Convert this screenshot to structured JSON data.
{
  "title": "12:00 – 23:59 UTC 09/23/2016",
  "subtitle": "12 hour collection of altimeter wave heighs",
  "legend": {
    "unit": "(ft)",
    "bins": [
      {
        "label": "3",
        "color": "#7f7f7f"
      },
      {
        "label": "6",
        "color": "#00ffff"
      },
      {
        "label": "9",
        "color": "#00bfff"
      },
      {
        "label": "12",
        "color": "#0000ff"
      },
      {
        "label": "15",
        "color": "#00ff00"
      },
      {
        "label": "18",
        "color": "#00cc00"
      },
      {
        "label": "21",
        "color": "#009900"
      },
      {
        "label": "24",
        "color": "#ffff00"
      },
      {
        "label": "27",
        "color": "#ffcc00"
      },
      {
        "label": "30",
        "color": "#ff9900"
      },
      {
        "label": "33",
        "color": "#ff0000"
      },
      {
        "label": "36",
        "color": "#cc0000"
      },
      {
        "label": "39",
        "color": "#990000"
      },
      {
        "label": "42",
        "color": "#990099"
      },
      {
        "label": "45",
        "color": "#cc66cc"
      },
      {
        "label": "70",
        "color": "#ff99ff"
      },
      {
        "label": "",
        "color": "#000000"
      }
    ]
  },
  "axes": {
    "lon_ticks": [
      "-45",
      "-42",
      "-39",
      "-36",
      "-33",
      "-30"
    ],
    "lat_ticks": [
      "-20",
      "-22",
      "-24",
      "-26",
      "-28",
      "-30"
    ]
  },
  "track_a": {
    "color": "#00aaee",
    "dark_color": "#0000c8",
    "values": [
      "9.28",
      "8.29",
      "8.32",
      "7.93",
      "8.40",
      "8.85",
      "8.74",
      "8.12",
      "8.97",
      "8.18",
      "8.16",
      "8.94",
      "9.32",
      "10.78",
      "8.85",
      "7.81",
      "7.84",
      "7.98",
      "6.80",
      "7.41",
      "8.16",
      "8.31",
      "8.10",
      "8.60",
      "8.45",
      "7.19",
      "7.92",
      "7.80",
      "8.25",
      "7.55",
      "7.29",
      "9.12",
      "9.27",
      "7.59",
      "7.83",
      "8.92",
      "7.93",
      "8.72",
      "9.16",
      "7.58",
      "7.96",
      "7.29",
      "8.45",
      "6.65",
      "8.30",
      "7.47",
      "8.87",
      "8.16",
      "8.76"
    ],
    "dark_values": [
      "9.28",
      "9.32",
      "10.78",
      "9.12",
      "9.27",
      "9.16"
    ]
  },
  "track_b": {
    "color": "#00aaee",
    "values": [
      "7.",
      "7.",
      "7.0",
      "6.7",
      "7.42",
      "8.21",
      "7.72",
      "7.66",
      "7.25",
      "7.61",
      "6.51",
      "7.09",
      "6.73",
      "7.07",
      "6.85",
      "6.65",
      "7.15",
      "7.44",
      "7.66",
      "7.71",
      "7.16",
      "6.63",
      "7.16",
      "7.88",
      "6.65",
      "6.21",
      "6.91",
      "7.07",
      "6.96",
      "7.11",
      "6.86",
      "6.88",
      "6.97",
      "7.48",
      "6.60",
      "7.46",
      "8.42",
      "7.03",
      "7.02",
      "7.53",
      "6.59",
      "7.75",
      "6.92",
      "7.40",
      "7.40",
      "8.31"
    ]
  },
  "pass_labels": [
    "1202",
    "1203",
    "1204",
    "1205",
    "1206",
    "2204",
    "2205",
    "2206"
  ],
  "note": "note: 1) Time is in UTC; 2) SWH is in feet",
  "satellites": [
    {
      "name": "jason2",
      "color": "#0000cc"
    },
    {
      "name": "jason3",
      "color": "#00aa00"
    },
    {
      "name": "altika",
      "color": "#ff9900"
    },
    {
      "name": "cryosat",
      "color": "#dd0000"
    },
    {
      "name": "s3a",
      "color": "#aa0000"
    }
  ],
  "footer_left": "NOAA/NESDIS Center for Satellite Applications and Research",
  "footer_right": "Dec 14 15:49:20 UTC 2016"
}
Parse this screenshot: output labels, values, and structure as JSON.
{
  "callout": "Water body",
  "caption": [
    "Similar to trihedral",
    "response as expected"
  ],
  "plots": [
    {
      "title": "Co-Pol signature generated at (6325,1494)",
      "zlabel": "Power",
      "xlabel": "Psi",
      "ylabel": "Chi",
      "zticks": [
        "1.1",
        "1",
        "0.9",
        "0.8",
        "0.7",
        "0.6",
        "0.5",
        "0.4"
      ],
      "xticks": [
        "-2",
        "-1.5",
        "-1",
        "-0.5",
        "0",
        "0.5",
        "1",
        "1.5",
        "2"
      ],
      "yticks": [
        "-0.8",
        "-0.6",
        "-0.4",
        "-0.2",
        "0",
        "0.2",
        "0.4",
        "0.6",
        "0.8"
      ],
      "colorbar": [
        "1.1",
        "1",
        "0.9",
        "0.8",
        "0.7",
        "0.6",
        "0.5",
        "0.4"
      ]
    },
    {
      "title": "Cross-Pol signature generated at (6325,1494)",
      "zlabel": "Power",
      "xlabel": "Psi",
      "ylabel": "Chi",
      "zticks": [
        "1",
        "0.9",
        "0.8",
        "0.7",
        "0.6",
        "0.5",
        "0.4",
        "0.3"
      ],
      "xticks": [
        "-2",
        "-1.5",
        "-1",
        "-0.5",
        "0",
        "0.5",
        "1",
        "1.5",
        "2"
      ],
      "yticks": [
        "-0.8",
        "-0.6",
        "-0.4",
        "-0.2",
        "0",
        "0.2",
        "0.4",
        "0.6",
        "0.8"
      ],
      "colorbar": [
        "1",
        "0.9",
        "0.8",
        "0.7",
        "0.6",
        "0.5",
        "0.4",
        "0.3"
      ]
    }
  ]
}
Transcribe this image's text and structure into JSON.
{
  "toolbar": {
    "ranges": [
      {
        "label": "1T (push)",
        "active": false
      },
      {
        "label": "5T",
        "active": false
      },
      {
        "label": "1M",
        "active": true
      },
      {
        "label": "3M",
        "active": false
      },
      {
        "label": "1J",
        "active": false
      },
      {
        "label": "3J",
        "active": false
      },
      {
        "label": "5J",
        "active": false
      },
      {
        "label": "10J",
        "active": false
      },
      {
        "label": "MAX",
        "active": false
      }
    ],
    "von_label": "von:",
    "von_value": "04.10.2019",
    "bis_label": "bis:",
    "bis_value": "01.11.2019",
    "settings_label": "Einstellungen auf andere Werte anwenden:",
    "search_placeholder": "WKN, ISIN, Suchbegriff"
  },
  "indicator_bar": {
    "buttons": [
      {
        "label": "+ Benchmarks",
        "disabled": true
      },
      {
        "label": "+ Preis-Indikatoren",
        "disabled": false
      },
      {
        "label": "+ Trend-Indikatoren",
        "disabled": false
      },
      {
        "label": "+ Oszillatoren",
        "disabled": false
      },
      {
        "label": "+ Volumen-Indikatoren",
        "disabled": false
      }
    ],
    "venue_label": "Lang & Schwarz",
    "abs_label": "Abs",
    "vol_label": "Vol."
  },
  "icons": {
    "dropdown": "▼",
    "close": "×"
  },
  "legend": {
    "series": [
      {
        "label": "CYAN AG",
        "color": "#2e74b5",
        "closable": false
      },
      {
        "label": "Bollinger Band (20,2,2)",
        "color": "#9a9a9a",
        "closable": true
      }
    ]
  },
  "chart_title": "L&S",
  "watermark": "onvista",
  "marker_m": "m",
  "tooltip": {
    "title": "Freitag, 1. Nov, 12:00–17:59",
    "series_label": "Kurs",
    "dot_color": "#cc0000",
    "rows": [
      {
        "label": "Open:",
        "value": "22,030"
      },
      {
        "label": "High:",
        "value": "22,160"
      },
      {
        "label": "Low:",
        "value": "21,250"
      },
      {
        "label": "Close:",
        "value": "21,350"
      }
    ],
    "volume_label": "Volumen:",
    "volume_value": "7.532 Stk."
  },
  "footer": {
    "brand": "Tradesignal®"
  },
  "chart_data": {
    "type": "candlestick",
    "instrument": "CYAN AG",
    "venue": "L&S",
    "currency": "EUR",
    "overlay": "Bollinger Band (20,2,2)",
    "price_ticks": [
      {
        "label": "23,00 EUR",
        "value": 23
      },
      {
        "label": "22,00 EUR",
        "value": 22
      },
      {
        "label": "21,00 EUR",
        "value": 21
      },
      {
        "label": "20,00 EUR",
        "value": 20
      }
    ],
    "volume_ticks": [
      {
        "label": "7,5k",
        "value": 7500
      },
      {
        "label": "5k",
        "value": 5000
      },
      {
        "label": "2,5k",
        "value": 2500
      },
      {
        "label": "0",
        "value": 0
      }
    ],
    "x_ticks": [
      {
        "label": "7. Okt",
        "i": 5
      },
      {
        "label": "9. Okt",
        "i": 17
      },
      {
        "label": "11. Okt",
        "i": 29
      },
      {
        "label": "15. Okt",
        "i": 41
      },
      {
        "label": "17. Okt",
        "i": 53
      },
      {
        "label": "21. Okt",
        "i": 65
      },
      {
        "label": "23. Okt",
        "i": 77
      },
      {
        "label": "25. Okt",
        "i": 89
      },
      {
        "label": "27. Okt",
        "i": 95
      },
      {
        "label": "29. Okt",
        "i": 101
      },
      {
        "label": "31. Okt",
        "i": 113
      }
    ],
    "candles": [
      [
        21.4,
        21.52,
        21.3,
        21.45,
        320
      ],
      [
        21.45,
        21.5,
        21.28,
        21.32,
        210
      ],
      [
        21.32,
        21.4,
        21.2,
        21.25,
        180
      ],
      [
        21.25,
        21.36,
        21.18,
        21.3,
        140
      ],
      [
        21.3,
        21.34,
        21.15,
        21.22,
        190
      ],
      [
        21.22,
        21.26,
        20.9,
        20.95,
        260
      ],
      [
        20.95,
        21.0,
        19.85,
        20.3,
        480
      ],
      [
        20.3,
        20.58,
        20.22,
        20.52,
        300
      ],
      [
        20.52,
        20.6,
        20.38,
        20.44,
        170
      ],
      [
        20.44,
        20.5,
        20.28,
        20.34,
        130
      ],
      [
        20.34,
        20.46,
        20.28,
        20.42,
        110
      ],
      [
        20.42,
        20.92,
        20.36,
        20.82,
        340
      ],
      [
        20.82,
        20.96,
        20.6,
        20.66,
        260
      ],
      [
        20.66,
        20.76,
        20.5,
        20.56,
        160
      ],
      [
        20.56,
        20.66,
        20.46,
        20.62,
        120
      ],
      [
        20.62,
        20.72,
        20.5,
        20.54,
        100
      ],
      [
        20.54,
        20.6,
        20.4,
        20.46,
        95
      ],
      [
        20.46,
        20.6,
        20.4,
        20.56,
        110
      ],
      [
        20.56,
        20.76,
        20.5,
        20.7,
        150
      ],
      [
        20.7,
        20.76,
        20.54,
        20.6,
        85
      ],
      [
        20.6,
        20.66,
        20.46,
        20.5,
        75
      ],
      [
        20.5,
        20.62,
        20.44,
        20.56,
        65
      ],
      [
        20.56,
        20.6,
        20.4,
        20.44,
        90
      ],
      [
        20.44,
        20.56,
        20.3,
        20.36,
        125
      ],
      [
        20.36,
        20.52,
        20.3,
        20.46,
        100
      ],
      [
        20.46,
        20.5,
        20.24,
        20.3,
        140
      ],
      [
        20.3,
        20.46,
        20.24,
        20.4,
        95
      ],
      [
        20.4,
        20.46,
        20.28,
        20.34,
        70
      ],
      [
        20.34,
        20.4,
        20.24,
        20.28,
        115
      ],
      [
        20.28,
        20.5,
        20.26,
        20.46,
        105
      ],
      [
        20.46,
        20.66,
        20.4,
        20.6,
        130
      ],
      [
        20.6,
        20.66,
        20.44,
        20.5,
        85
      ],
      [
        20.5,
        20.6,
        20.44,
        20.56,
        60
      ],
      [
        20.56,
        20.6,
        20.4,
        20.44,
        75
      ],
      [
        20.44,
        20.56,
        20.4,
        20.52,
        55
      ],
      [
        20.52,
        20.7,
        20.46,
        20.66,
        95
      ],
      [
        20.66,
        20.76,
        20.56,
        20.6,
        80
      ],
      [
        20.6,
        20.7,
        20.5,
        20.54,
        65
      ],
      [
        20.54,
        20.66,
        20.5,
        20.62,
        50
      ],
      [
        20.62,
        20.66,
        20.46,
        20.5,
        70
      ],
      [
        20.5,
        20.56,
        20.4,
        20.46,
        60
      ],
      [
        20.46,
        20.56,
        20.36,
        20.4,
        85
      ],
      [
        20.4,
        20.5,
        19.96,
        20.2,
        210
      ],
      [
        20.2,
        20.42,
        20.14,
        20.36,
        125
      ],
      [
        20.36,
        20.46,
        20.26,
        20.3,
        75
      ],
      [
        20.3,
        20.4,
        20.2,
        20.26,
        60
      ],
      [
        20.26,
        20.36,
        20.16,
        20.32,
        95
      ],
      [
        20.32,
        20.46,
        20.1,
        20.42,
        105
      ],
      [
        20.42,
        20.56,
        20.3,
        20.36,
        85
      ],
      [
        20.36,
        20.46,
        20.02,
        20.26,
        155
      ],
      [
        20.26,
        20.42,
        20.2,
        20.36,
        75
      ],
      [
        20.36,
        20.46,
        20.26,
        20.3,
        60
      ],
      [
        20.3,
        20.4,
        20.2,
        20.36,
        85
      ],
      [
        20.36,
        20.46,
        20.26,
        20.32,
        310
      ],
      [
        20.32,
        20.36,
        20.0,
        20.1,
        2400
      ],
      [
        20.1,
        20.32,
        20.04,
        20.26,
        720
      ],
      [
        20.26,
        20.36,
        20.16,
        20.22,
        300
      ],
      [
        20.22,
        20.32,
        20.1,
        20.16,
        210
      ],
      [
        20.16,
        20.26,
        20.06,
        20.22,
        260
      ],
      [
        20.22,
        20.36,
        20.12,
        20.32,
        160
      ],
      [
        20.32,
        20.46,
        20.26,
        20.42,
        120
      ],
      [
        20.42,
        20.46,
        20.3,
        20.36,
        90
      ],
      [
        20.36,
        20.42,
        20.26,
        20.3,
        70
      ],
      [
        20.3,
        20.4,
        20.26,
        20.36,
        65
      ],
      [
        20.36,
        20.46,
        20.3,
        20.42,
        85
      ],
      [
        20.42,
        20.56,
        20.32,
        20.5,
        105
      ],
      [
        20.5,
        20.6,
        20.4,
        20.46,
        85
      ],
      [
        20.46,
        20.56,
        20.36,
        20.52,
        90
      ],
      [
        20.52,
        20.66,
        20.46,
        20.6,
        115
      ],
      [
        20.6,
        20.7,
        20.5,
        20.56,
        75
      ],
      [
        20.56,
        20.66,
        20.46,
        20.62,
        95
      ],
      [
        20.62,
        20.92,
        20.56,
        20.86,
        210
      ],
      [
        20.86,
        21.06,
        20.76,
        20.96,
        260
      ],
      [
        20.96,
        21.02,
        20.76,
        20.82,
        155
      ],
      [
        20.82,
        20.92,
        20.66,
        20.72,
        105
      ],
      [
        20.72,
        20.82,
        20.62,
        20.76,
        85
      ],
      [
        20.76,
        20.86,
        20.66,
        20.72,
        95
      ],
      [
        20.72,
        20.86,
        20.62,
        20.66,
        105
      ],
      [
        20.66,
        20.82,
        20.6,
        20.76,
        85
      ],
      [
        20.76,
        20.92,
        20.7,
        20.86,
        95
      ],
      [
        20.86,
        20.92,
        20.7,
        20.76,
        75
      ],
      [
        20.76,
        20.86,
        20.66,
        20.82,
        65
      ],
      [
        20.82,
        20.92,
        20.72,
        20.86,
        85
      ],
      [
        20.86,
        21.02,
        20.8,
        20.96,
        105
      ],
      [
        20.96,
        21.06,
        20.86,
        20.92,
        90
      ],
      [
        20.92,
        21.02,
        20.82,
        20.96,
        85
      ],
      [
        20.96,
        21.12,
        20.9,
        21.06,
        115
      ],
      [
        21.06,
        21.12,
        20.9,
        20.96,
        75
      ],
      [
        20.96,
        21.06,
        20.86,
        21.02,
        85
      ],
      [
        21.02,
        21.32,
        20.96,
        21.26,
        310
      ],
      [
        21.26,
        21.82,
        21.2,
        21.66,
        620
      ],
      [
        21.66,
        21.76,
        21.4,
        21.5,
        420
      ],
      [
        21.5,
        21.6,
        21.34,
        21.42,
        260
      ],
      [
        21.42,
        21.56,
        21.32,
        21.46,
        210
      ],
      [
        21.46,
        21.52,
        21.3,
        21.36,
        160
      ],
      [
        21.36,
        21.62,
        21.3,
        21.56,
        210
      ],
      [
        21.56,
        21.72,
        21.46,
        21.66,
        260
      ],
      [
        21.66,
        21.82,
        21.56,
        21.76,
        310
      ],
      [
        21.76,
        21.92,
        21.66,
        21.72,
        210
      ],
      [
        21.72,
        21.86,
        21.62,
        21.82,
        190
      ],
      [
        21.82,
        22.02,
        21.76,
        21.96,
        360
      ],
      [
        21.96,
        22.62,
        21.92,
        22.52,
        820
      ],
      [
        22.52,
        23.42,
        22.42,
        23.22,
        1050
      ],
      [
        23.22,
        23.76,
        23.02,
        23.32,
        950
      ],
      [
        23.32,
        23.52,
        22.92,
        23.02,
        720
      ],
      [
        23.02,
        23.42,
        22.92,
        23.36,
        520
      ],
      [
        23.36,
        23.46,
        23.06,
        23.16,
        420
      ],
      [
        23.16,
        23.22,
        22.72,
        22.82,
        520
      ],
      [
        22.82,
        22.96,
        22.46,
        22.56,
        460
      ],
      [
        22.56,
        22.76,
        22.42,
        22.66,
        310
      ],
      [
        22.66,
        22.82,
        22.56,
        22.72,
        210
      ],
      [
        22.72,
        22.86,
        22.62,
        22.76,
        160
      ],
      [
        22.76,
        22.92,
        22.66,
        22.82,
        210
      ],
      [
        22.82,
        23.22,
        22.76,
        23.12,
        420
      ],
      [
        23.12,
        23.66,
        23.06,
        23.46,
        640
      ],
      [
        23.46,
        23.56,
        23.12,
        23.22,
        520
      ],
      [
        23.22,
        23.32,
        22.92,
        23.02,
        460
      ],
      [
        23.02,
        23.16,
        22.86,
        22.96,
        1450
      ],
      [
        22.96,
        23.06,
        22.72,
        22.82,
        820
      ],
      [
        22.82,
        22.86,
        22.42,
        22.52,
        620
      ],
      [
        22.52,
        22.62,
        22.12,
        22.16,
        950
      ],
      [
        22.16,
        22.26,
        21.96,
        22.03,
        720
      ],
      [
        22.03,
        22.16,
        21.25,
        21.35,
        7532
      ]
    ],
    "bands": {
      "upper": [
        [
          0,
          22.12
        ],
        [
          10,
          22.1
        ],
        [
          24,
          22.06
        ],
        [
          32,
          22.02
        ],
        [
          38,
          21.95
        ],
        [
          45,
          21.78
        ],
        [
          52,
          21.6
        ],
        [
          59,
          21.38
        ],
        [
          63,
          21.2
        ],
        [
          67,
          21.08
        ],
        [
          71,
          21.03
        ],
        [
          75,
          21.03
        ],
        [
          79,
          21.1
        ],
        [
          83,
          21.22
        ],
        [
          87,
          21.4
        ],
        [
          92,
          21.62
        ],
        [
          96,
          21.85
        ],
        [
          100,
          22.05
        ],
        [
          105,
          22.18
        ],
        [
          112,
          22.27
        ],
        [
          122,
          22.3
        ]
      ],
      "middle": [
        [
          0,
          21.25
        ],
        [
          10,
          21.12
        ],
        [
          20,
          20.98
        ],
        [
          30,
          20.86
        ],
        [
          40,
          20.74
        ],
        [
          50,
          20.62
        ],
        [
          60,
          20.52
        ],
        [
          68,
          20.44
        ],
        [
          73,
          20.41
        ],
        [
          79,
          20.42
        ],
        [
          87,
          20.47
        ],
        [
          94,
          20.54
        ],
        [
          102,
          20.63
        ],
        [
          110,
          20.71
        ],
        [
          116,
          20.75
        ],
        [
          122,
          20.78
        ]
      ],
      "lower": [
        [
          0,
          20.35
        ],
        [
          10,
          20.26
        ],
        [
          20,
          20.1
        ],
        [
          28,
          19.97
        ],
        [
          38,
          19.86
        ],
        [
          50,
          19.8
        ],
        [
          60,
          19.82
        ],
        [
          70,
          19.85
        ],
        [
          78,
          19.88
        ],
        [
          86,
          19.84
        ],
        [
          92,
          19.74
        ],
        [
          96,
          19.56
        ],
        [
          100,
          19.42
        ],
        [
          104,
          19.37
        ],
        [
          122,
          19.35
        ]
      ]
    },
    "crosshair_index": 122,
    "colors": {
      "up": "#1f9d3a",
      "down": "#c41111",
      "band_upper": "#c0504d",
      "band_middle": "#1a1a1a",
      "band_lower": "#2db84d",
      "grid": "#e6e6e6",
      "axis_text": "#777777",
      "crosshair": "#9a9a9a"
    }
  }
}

### Aim of the task
All lines above containing the string "Bollinger" are to be collected.

### Result
        "label": "Bollinger Band (20,2,2)",
    "overlay": "Bollinger Band (20,2,2)",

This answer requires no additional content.